> _GIVEN TASK_:
Repeat all of the records verbatim.

Collected data
========================================================================

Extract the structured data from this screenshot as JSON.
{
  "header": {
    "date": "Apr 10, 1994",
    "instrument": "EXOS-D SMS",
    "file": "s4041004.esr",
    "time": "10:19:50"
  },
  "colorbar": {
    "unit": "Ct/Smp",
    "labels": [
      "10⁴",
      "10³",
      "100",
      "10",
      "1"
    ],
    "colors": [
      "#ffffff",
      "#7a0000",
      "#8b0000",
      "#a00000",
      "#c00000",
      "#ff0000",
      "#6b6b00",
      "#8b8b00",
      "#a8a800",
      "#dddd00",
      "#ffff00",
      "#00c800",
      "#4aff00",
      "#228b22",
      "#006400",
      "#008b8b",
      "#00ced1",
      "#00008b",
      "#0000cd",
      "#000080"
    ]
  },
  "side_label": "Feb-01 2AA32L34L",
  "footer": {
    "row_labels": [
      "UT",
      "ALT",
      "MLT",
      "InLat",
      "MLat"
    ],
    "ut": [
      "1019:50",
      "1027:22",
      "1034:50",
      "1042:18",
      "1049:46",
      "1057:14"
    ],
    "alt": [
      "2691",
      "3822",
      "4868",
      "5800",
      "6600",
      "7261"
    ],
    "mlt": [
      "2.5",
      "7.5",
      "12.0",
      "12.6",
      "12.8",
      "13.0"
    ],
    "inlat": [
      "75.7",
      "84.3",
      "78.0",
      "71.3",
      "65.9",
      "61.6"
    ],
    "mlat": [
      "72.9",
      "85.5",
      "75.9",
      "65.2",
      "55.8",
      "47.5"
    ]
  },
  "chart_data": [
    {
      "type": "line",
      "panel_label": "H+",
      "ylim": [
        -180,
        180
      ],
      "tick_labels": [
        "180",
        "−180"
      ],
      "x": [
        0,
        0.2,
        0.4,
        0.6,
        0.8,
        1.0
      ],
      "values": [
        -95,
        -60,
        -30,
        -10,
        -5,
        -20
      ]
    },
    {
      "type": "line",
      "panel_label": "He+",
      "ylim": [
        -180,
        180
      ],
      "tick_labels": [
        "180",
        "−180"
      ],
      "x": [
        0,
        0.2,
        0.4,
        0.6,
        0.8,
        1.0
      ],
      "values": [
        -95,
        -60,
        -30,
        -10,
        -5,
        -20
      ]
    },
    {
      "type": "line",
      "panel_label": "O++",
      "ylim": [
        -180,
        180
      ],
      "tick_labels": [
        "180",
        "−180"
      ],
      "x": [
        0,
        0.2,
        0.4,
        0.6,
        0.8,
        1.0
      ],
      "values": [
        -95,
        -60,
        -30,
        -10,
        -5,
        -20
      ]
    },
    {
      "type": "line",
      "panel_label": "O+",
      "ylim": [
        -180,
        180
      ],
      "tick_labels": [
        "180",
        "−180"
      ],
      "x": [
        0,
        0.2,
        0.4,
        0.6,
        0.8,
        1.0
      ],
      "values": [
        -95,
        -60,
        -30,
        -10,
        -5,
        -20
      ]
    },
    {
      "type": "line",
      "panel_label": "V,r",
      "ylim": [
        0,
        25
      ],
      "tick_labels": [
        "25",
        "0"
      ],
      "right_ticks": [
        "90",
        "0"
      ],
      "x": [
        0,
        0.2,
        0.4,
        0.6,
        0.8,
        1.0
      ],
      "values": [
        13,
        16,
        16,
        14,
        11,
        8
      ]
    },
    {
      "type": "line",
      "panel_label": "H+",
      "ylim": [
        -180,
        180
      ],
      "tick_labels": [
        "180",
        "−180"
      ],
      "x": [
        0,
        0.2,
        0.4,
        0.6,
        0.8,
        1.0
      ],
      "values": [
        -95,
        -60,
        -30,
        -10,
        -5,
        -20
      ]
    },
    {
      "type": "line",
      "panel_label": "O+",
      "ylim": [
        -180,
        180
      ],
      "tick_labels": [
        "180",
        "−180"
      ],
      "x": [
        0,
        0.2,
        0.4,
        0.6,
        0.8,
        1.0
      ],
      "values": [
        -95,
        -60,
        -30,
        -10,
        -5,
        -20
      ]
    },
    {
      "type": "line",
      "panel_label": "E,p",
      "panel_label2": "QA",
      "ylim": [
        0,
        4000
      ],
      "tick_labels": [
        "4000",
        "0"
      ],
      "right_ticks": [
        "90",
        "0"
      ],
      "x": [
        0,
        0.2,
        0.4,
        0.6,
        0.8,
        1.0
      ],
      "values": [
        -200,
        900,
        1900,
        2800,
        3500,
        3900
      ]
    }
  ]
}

========================================================================

> _ANSWER IN FULL_:
Extract the structured data from this screenshot as JSON.
{
  "header": {
    "date": "Apr 10, 1994",
    "instrument": "EXOS-D SMS",
    "file": "s4041004.esr",
    "time": "10:19:50"
  },
  "colorbar": {
    "unit": "Ct/Smp",
    "labels": [
      "10⁴",
      "10³",
      "100",
      "10",
      "1"
    ],
    "colors": [
      "#ffffff",
      "#7a0000",
      "#8b0000",
      "#a00000",
      "#c00000",
      "#ff0000",
      "#6b6b00",
      "#8b8b00",
      "#a8a800",
      "#dddd00",
      "#ffff00",
      "#00c800",
      "#4aff00",
      "#228b22",
      "#006400",
      "#008b8b",
      "#00ced1",
      "#00008b",
      "#0000cd",
      "#000080"
    ]
  },
  "side_label": "Feb-01 2AA32L34L",
  "footer": {
    "row_labels": [
      "UT",
      "ALT",
      "MLT",
      "InLat",
      "MLat"
    ],
    "ut": [
      "1019:50",
      "1027:22",
      "1034:50",
      "1042:18",
      "1049:46",
      "1057:14"
    ],
    "alt": [
      "2691",
      "3822",
      "4868",
      "5800",
      "6600",
      "7261"
    ],
    "mlt": [
      "2.5",
      "7.5",
      "12.0",
      "12.6",
      "12.8",
      "13.0"
    ],
    "inlat": [
      "75.7",
      "84.3",
      "78.0",
      "71.3",
      "65.9",
      "61.6"
    ],
    "mlat": [
      "72.9",
      "85.5",
      "75.9",
      "65.2",
      "55.8",
      "47.5"
    ]
  },
  "chart_data": [
    {
      "type": "line",
      "panel_label": "H+",
      "ylim": [
        -180,
        180
      ],
      "tick_labels": [
        "180",
        "−180"
      ],
      "x": [
        0,
        0.2,
        0.4,
        0.6,
        0.8,
        1.0
      ],
      "values": [
        -95,
        -60,
        -30,
        -10,
        -5,
        -20
      ]
    },
    {
      "type": "line",
      "panel_label": "He+",
      "ylim": [
        -180,
        180
      ],
      "tick_labels": [
        "180",
        "−180"
      ],
      "x": [
        0,
        0.2,
        0.4,
        0.6,
        0.8,
        1.0
      ],
      "values": [
        -95,
        -60,
        -30,
        -10,
        -5,
        -20
      ]
    },
    {
      "type": "line",
      "panel_label": "O++",
      "ylim": [
        -180,
        180
      ],
      "tick_labels": [
        "180",
        "−180"
      ],
      "x": [
        0,
        0.2,
        0.4,
        0.6,
        0.8,
        1.0
      ],
      "values": [
        -95,
        -60,
        -30,
        -10,
        -5,
        -20
      ]
    },
    {
      "type": "line",
      "panel_label": "O+",
      "ylim": [
        -180,
        180
      ],
      "tick_labels": [
        "180",
        "−180"
      ],
      "x": [
        0,
        0.2,
        0.4,
        0.6,
        0.8,
        1.0
      ],
      "values": [
        -95,
        -60,
        -30,
        -10,
        -5,
        -20
      ]
    },
    {
      "type": "line",
      "panel_label": "V,r",
      "ylim": [
        0,
        25
      ],
      "tick_labels": [
        "25",
        "0"
      ],
      "right_ticks": [
        "90",
        "0"
      ],
      "x": [
        0,
        0.2,
        0.4,
        0.6,
        0.8,
        1.0
      ],
      "values": [
        13,
        16,
        16,
        14,
        11,
        8
      ]
    },
    {
      "type": "line",
      "panel_label": "H+",
      "ylim": [
        -180,
        180
      ],
      "tick_labels": [
        "180",
        "−180"
      ],
      "x": [
        0,
        0.2,
        0.4,
        0.6,
        0.8,
        1.0
      ],
      "values": [
        -95,
        -60,
        -30,
        -10,
        -5,
        -20
      ]
    },
    {
      "type": "line",
      "panel_label": "O+",
      "ylim": [
        -180,
        180
      ],
      "tick_labels": [
        "180",
        "−180"
      ],
      "x": [
        0,
        0.2,
        0.4,
        0.6,
        0.8,
        1.0
      ],
      "values": [
        -95,
        -60,
        -30,
        -10,
        -5,
        -20
      ]
    },
    {
      "type": "line",
      "panel_label": "E,p",
      "panel_label2": "QA",
      "ylim": [
        0,
        4000
      ],
      "tick_labels": [
        "4000",
        "0"
      ],
      "right_ticks": [
        "90",
        "0"
      ],
      "x": [
        0,
        0.2,
        0.4,
        0.6,
        0.8,
        1.0
      ],
      "values": [
        -200,
        900,
        1900,
        2800,
        3500,
        3900
      ]
    }
  ]
}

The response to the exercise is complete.